Page extract:

+--

Crawl (2019)

A claustrophobic Aja-scarefest that gives gators their Jaws moment with many parallels, mega-impressive storm-of-the-century CGI, breakneck naturalized/primal horror scenes, & 2000’s-exigent backbone of sports characterization – despite screenwriting flaws. 7.6/10.

Plot Synopsis: When a massive hurricane hits her Florida town, young Haley ignores the evacuation orders to search for her missing father, Dave. After finding him gravely injured in their family home, the two of them become trapped by the rapidly encroaching floodwaters. With the storm strengthening, Haley and Dave discover an even greater threat than the rising water level — a relentless attack from a pack of gigantic alligators.

*Possible Spoilers Ahead*

Official CLC Review

A Disaster Epic With Primal Fears

Raimi Returns To His Horror Roots, Eliciting Alexandre Aja To Tell A Terrorized Tale Of FL, Nature, & Gators

Photograph Courtesy Of: Paramount Pictures

Bah dah, bah dah, bah dah. The 1975 Release of Steven Spielberg’s Jaws changed the game of horror – bringing it to natural contexts wherein creatures are the ‘slashers.’ The pulse-rattling terror it sparked with its blockbuster thrills and iconic ostinato score: enough to make you think twice about going swimming in the ocean to-date, for some reason, only seemed to be ~limited mostly to a few s-related apex predators: sharks, spiders, and snakes (and dinosaurs if we’re counting extinct with 1993’s Jurassic Park – the only other one any good). Raimi is here to return to his horror roots of delivering new genre classics like Evil Dead and Don’t Breathe in a team-up with exciting horror talent Alexandre Aja who caught CLC’s eye with his splendid remake of The Hills Have Eyes that even managed to outdo Carpenter’s 1977 original to bring that Jaws-feel to a new lifeform: gators. A claustrophobic Aja-scarefest that gives gators their Jaws moment with many parallels, mega-impressive storm-of-the-century CGI, breakneck speed naturalized/primal horror scenes, & 2000’s-exigent backbone of sports characterization and the climate crisis, Crawl is an exhilarating B-movie creature feature – despite screenwriting flaws & scarily-amaterish/inept dialogue.

+--

Supplied material:
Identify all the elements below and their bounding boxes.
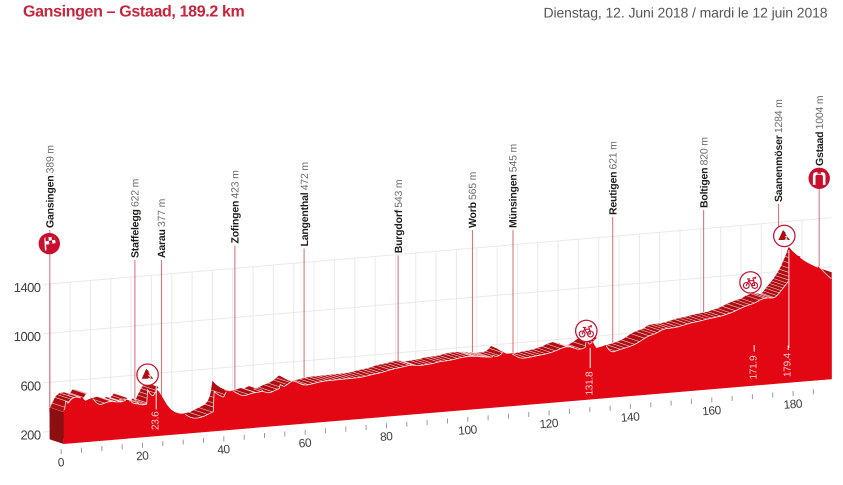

+--

Given task 1:
Translate into Spanish this sentence from the Crawl review: "After finding him gravely injured in their family home, the two of them become trapped by the rapidly encroaching floodwaters."
Given task 2:
Summarize the Crawl review in two sentences.

Correct answer 1:
Después de encontrarlo gravemente herido en la casa familiar, los dos quedan atrapados por las aguas de la inundación que avanzan rápidamente.

Correct answer 2:
In Crawl (2019), Haley ignores evacuation orders during a massive Florida hurricane to search for her missing father, Dave, and after finding him gravely injured, the two are trapped by rising floodwaters and attacked by a pack of gigantic alligators. The review rates the film 7.6/10, calling it an exhilarating B-movie creature feature that gives gators their Jaws moment with impressive storm CGI and fast-paced primal horror scenes, despite screenwriting flaws and inept dialogue.